=== Supplied information ===

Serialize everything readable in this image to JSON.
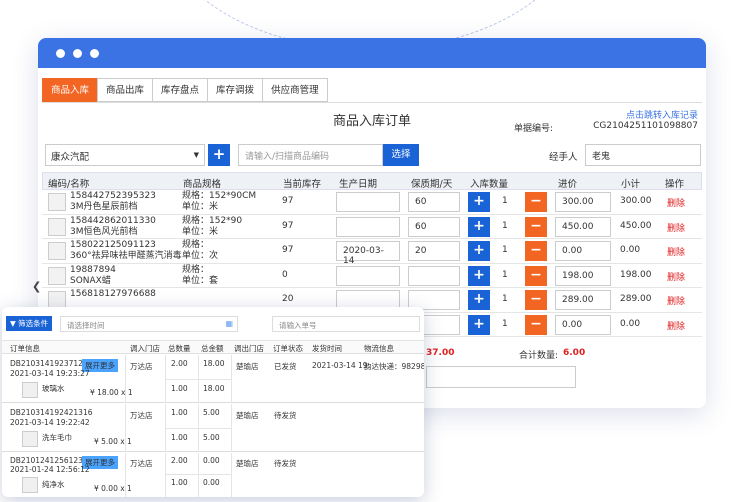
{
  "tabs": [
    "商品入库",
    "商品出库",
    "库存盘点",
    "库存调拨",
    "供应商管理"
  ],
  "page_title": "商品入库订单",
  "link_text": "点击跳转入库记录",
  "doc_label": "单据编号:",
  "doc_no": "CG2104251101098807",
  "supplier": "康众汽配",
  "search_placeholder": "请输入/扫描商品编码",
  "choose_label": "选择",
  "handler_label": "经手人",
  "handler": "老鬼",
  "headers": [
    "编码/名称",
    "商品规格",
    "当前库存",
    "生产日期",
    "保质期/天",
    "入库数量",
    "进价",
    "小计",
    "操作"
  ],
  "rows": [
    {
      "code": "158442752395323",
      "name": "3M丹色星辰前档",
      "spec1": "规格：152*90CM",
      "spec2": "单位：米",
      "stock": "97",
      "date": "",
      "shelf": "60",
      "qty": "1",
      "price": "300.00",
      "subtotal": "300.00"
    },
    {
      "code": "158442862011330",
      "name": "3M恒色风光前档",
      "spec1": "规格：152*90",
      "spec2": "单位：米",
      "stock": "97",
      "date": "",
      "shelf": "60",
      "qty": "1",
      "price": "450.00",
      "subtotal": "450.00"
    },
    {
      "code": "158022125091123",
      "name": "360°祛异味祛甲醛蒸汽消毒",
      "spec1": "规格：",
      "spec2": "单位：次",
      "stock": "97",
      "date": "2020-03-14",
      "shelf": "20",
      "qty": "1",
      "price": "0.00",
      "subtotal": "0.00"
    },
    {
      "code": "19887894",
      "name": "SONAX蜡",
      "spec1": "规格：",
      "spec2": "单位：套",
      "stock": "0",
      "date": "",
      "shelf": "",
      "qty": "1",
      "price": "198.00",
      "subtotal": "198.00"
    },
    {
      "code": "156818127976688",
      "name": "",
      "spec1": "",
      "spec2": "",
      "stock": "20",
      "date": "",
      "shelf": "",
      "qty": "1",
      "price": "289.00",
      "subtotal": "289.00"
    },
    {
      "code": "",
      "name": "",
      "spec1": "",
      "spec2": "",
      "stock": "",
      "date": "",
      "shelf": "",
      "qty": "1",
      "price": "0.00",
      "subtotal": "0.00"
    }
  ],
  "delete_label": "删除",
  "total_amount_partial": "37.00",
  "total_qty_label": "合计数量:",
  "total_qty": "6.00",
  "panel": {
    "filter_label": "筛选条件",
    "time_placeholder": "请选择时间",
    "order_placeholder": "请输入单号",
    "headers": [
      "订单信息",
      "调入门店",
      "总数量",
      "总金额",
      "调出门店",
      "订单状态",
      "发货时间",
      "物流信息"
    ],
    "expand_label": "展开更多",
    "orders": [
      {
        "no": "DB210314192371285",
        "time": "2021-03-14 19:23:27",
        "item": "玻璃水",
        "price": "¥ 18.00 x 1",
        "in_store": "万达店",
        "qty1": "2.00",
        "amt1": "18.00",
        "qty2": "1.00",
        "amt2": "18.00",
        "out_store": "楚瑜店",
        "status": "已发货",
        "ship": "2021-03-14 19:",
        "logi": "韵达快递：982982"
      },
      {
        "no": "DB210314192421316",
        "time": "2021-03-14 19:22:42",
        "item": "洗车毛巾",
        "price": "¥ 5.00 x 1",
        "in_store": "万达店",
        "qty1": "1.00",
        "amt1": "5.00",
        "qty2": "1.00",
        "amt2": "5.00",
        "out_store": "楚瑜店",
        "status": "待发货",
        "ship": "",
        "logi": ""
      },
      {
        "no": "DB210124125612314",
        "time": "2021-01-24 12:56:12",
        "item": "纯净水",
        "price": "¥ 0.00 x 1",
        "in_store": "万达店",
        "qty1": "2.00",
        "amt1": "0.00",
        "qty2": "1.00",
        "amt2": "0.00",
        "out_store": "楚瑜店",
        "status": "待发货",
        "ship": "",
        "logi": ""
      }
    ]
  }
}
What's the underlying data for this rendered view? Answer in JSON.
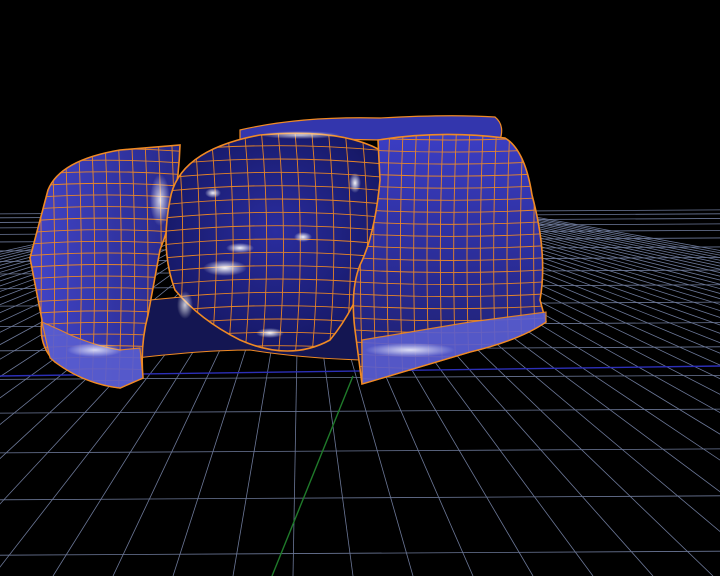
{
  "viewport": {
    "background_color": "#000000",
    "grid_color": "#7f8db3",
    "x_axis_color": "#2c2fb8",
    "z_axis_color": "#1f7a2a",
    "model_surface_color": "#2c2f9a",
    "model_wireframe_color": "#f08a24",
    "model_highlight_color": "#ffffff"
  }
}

===
=== Supplied information ===

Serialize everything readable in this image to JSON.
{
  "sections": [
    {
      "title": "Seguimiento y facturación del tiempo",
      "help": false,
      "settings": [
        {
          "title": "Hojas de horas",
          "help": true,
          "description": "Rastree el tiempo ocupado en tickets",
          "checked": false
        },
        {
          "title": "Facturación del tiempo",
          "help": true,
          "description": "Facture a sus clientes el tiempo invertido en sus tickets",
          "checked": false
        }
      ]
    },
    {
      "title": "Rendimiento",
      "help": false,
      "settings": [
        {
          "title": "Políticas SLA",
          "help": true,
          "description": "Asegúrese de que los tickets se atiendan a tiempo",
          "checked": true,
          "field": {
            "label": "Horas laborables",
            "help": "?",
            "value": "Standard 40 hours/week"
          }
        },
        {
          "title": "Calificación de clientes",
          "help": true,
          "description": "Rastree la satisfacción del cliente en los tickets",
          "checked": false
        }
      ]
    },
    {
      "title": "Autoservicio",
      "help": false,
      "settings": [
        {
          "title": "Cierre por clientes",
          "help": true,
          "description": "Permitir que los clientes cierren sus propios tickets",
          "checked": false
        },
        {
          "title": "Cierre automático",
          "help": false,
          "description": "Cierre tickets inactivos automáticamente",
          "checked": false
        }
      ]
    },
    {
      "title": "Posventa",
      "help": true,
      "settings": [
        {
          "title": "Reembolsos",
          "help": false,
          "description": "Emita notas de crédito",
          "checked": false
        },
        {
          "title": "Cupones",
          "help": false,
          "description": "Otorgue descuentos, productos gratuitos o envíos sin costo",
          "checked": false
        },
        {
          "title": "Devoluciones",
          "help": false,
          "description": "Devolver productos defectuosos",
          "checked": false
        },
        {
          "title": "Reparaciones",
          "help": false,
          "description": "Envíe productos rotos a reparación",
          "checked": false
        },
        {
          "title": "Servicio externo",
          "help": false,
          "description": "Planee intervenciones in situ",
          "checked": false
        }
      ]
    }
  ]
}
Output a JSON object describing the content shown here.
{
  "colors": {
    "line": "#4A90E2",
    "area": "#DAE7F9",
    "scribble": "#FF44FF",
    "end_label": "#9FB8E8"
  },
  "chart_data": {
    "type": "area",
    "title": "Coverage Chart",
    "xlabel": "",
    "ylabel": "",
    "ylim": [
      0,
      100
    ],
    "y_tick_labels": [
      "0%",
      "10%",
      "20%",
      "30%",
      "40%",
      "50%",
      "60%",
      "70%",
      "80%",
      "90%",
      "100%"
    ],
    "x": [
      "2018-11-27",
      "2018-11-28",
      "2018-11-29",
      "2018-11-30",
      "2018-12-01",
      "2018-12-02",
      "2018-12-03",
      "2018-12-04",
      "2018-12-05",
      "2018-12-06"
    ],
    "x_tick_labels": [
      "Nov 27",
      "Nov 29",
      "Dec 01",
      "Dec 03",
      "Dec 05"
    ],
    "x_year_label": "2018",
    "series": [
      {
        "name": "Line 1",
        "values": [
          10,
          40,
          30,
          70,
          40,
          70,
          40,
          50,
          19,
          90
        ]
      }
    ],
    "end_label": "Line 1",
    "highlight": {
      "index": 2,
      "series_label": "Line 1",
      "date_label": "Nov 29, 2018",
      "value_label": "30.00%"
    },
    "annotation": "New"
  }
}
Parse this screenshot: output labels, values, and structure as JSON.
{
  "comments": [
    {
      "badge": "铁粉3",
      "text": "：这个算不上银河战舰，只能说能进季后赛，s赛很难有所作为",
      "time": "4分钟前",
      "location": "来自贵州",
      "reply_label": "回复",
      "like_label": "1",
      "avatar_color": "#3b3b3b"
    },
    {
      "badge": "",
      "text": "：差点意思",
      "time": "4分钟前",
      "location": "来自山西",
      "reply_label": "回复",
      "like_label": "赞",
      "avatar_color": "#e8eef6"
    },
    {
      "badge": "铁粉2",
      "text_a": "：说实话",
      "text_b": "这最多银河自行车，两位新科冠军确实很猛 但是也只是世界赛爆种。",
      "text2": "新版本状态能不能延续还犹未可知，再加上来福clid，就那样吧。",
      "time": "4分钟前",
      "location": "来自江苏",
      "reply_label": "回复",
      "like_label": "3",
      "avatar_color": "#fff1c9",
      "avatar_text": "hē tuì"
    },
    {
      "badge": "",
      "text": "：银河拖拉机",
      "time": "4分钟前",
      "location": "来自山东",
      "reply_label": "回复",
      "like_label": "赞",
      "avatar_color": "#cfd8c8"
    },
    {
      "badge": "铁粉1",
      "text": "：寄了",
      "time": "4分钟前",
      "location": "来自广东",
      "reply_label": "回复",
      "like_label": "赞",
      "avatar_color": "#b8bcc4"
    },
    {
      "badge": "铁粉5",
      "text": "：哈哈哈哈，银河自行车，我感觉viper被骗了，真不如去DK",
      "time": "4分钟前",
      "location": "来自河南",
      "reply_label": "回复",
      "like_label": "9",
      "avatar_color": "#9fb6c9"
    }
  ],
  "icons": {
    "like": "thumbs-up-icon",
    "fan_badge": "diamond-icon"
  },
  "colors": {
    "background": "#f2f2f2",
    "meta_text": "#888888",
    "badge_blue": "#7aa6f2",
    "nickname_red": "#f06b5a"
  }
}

===

What the task asks: Tally how many lines in the material above hold the word "tickets". Write only that number.

Solution to this problem: 6